- WHAT YOU SHOULD DO -
Extract every line from the listing below that contains the word "header", and treat uppercase and lowercase as different.

- DATA PROVIDED -

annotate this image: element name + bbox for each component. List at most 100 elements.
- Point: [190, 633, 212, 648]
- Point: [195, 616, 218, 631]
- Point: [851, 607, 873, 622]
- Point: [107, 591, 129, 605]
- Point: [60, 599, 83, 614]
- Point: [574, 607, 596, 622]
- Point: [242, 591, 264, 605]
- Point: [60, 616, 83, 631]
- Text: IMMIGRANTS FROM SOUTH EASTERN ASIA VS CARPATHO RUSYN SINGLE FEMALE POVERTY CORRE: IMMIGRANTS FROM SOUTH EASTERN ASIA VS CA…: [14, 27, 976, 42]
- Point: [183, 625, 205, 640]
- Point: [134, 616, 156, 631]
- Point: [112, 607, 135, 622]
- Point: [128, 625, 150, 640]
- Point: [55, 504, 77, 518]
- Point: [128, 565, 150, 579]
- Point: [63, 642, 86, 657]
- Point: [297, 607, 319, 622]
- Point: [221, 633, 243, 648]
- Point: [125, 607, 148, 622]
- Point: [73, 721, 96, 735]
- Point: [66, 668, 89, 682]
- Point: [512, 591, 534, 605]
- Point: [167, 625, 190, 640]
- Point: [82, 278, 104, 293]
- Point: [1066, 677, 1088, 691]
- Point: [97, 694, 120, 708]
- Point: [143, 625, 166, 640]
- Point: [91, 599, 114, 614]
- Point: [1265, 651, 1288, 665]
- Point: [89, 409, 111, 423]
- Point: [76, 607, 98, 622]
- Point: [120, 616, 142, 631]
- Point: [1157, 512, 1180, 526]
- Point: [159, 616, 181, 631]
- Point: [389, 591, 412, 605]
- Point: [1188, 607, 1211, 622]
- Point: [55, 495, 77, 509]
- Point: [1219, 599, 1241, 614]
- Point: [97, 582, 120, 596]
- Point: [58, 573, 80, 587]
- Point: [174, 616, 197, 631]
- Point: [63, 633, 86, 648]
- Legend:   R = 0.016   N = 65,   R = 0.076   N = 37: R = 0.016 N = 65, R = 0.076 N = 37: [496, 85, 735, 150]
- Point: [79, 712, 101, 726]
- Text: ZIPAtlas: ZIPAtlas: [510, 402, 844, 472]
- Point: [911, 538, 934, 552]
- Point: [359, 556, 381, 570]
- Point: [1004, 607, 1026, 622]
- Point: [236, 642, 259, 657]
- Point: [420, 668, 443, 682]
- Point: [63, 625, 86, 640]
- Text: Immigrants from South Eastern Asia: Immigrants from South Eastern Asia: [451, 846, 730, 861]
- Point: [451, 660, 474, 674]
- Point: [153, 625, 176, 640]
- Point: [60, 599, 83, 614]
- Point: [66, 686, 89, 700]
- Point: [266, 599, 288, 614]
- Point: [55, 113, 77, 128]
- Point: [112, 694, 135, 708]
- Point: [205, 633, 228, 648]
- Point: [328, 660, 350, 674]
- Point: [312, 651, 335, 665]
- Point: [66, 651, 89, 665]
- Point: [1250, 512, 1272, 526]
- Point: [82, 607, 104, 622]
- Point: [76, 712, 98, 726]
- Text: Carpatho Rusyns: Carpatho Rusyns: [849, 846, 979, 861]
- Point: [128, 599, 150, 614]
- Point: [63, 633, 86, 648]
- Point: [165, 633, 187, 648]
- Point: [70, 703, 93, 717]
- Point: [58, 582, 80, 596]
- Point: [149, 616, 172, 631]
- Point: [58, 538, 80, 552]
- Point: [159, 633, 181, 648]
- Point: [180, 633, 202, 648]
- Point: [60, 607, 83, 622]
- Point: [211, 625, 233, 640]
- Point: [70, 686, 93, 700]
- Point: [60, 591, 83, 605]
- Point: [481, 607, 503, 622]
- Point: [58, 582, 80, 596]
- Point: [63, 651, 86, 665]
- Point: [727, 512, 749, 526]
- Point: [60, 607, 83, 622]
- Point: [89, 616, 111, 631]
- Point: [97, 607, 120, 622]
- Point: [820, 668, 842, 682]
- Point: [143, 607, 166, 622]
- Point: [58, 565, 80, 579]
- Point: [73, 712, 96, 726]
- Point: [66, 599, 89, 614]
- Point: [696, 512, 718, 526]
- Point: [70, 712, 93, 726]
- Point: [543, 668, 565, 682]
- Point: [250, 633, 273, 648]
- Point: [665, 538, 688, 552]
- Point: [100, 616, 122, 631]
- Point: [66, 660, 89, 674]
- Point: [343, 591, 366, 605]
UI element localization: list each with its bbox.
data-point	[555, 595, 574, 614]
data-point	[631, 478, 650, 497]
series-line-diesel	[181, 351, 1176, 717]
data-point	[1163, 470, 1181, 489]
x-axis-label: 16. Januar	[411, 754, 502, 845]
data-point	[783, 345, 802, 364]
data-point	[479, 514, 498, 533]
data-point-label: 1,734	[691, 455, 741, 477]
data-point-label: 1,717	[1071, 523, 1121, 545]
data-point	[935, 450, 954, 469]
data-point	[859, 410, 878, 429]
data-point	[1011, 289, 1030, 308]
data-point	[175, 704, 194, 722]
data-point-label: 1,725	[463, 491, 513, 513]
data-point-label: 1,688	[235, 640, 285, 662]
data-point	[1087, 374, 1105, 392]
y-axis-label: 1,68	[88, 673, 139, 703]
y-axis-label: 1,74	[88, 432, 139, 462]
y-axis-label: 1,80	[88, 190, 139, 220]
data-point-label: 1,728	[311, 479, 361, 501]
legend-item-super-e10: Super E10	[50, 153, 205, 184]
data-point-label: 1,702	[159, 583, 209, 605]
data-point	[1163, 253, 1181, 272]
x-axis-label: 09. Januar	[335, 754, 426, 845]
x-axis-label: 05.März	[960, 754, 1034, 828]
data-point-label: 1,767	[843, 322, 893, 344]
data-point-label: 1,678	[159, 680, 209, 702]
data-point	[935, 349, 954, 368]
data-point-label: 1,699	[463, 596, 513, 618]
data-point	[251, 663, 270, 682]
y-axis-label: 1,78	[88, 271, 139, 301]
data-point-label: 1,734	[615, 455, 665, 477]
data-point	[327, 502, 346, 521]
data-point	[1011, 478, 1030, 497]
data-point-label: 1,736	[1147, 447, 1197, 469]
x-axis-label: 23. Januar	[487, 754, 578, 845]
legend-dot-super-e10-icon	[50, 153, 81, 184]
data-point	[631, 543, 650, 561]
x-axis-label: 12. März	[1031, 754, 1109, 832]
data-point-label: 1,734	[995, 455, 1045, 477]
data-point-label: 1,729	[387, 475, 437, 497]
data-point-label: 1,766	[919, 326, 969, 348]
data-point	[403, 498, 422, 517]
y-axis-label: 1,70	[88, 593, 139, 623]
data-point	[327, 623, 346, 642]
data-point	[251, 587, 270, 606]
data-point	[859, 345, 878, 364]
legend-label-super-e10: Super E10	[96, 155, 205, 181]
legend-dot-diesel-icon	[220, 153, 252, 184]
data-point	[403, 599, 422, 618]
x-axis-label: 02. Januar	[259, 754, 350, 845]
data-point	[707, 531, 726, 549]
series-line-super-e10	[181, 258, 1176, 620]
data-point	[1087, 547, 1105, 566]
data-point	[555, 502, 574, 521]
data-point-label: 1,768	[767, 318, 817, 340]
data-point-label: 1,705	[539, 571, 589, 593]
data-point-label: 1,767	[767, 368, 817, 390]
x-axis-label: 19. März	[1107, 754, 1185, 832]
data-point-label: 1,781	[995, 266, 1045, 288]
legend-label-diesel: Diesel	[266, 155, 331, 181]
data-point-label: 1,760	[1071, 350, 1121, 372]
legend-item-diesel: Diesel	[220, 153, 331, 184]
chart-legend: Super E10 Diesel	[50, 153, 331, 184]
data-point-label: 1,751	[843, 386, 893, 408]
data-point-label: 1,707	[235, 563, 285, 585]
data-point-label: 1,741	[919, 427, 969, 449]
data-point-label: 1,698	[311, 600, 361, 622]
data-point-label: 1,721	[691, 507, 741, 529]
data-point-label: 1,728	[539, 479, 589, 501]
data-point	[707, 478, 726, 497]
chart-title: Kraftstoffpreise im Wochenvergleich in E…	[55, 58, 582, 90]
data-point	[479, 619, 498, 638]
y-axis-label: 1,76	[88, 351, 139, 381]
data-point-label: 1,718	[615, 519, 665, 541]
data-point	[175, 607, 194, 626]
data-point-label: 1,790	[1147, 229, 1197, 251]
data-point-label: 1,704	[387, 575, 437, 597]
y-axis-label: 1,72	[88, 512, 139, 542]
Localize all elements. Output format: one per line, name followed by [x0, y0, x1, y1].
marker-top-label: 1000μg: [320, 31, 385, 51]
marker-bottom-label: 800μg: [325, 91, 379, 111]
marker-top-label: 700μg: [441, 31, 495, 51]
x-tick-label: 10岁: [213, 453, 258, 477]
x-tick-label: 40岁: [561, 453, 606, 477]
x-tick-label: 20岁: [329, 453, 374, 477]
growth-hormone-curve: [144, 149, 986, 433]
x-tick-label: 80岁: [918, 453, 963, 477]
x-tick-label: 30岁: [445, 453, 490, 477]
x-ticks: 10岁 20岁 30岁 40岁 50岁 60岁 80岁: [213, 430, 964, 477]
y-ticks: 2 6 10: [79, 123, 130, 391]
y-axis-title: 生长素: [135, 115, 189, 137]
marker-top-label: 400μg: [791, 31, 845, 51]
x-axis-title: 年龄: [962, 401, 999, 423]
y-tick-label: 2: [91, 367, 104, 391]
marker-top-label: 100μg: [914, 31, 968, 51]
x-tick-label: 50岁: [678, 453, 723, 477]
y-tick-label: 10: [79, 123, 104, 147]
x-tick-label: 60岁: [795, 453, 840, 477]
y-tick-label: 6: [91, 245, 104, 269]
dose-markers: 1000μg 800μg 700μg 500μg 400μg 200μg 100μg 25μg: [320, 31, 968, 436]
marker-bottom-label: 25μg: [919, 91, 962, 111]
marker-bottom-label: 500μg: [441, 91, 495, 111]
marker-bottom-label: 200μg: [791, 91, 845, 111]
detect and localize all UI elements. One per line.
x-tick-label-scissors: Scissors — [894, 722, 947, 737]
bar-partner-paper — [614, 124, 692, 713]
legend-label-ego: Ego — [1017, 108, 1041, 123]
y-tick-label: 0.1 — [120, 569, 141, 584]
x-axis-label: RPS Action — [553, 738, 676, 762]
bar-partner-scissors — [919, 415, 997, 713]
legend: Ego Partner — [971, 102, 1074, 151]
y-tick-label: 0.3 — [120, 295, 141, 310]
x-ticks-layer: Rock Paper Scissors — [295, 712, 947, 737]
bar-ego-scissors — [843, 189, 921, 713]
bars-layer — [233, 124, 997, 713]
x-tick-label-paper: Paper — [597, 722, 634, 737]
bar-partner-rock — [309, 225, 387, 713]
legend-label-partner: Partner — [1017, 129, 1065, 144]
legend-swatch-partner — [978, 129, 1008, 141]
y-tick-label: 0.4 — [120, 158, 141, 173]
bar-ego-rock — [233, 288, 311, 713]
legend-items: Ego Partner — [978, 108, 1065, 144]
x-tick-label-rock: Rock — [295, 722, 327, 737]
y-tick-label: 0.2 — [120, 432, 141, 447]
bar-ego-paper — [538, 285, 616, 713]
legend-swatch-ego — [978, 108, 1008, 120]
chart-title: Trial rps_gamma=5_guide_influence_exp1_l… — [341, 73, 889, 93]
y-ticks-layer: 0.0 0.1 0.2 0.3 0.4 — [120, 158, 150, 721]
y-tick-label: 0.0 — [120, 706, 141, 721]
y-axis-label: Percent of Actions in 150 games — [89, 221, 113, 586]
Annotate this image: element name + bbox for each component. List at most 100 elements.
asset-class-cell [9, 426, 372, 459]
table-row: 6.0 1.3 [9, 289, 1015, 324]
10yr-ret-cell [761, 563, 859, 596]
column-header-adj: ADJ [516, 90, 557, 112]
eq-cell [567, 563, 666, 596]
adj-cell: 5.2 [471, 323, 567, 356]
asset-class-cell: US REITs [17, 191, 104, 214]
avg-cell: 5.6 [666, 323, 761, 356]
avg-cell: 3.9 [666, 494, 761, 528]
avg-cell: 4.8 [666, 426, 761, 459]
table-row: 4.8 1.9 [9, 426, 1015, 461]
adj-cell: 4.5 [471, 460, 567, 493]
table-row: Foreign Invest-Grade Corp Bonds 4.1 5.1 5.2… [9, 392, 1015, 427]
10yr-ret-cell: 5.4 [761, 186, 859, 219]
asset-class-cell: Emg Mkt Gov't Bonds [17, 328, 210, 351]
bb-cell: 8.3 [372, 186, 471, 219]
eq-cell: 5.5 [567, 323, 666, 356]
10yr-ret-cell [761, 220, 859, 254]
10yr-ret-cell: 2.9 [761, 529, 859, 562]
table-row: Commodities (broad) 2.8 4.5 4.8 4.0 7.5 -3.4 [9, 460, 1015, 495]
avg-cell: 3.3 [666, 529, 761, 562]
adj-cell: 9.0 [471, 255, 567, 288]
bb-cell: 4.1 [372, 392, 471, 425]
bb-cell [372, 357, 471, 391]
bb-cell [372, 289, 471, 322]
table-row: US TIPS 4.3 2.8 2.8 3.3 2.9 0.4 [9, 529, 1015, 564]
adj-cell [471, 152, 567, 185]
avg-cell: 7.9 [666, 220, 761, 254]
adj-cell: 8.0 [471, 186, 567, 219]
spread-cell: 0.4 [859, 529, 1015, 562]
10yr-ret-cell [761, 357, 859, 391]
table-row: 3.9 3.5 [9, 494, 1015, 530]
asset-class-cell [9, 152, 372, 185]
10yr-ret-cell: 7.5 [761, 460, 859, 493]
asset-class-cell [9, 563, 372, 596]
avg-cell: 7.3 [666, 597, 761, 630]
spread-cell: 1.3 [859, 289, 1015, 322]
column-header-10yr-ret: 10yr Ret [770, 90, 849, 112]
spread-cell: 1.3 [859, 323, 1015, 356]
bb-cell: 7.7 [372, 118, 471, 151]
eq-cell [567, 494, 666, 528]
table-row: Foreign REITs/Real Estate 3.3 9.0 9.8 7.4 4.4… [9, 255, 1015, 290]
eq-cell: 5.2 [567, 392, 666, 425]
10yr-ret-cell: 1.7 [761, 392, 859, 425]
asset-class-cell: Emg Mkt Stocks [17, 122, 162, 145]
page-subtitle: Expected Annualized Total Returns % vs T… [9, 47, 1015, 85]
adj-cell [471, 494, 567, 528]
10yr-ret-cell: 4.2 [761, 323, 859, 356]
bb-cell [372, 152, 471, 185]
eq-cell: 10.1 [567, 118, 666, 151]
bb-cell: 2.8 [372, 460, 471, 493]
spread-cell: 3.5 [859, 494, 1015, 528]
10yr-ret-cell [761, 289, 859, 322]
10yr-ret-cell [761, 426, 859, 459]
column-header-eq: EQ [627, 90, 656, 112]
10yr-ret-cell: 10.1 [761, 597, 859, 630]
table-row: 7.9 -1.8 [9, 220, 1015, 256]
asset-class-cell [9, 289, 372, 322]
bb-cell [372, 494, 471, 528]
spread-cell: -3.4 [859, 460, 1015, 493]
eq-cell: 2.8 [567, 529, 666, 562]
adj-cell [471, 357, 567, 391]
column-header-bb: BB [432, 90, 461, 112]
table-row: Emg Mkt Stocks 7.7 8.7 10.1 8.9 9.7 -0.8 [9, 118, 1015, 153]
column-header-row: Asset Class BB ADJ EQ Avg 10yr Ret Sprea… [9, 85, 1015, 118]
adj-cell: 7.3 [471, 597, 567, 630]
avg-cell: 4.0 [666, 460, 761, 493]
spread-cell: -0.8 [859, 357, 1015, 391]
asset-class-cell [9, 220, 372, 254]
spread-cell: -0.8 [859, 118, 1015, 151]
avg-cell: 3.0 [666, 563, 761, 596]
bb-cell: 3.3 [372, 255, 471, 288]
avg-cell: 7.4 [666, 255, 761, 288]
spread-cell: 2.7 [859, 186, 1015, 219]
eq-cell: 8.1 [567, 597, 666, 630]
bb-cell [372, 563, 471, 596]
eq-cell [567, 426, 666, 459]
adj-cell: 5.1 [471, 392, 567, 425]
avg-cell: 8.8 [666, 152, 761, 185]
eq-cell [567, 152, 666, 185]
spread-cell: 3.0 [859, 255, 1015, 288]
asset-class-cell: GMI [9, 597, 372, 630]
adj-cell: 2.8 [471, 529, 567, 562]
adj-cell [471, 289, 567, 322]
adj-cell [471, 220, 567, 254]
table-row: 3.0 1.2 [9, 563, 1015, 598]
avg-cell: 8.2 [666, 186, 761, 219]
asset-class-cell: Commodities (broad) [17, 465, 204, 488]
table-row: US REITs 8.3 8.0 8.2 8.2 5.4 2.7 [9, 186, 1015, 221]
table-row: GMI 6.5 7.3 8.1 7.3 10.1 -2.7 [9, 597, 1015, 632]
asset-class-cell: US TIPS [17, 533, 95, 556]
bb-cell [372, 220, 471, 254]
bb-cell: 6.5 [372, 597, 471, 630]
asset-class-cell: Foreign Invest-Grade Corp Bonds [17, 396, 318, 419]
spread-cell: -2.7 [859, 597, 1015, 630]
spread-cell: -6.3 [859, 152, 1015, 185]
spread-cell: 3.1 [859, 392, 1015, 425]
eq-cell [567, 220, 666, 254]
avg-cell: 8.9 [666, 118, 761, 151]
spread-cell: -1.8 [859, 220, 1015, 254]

- COMPLETE OUTPUT -
column-header-adj: ADJ [516, 90, 557, 112]
column-header-10yr-ret: 10yr Ret [770, 90, 849, 112]
column-header-eq: EQ [627, 90, 656, 112]
column-header-bb: BB [432, 90, 461, 112]
column-header-row: Asset Class BB ADJ EQ Avg 10yr Ret Sprea… [9, 85, 1015, 118]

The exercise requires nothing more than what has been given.